Identify the lines bearing the string "青钢矩形坯" and gather them.
>> START The data
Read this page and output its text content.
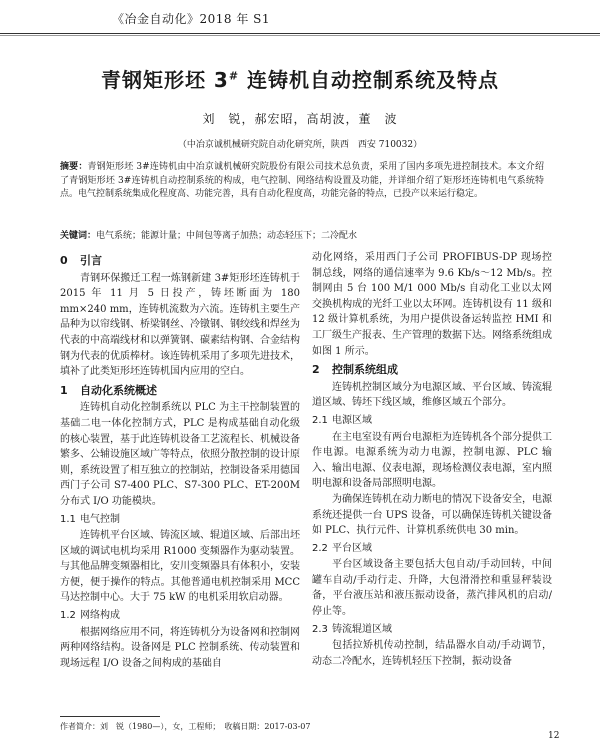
《冶金自动化》2018 年 S1
青钢矩形坯 3# 连铸机自动控制系统及特点
刘　锐，郝宏昭，高胡波，董　波
（中冶京诚机械研究院自动化研究所，陕西　西安 710032）
摘要：青钢矩形坯 3#连铸机由中冶京诚机械研究院股份有限公司技术总负责，采用了国内多项先进控制技术。本文介绍了青钢矩形坯 3#连铸机自动控制系统的构成，电气控制、网络结构设置及功能，并详细介绍了矩形坯连铸机电气系统特点。电气控制系统集成化程度高、功能完善，具有自动化程度高，功能完备的特点，已投产以来运行稳定。
关键词：电气系统；能源计量；中间包等离子加热；动态轻压下；二冷配水
0 引言

青钢环保搬迁工程一炼钢新建 3#矩形坯连铸机于 2015 年 11 月 5 日投产，铸坯断面为 180 mm×240 mm，连铸机流数为六流。连铸机主要生产品种为以帘线钢、桥梁钢丝、冷镦钢、钢绞线和焊丝为代表的中高端线材和以弹簧钢、碳素结构钢、合金结构钢为代表的优质棒材。该连铸机采用了多项先进技术，填补了此类矩形坯连铸机国内应用的空白。

1 自动化系统概述

连铸机自动化控制系统以 PLC 为主干控制装置的基础二电一体化控制方式，PLC 是构成基础自动化级的核心装置，基于此连铸机设备工艺流程长、机械设备繁多、公辅设施区域广等特点，依照分散控制的设计原则，系统设置了相互独立的控制站，控制设备采用德国西门子公司 S7-400 PLC、S7-300 PLC、ET-200M 分布式 I/O 功能模块。

1.1 电气控制

连铸机平台区域、铸流区域、辊道区域、后部出坯区域的调试电机均采用 R1000 变频器作为驱动装置。与其他品牌变频器相比，安川变频器具有体积小，安装方便，便于操作的特点。其他普通电机控制采用 MCC 马达控制中心。大于 75 kW 的电机采用软启动器。

1.2 网络构成

根据网络应用不同，将连铸机分为设备网和控制网两种网络结构。设备网是 PLC 控制系统、传动装置和现场远程 I/O 设备之间构成的基础自

动化网络，采用西门子公司 PROFIBUS-DP 现场控制总线，网络的通信速率为 9.6 Kb/s～12 Mb/s。控制网由 5 台 100 M/1 000 Mb/s 自动化工业以太网交换机构成的光纤工业以太环网。连铸机设有 11 级和 12 级计算机系统，为用户提供设备运转监控 HMI 和工厂级生产报表、生产管理的数据下达。网络系统组成如图 1 所示。

2 控制系统组成

连铸机控制区域分为电源区域、平台区域、铸流辊道区域、铸坯下线区域，维修区域五个部分。

2.1 电源区域

在主电室设有两台电源柜为连铸机各个部分提供工作电源。电源系统为动力电源，控制电源、PLC 输入、输出电源、仪表电源，现场检测仪表电源，室内照明电源和设备局部照明电源。

为确保连铸机在动力断电的情况下设备安全，电源系统还提供一台 UPS 设备，可以确保连铸机关键设备如 PLC、执行元件、计算机系统供电 30 min。

2.2 平台区域

平台区域设备主要包括大包自动/手动回转，中间罐车自动/手动行走、升降，大包滑滑控和重显秤装设备，平台液压站和液压振动设备，蒸汽排风机的启动/停止等。

2.3 铸流辊道区域

包括拉矫机传动控制，结晶器水自动/手动调节，动态二冷配水，连铸机轻压下控制，振动设备

作者简介：刘　锐（1980—），女，工程师；　收稿日期：2017-03-07
12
>> END The data
* Solution to this exercise
青钢矩形坯 3# 连铸机自动控制系统及特点
摘要：青钢矩形坯 3#连铸机由中冶京诚机械研究院股份有限公司技术总负责，采用了国内多项先进控制技术。本文介绍了青钢矩形坯 3#连铸机自动控制系统的构成，电气控制、网络结构设置及功能，并详细介绍了矩形坯连铸机电气系统特点。电气控制系统集成化程度高、功能完善，具有自动化程度高，功能完备的特点，已投产以来运行稳定。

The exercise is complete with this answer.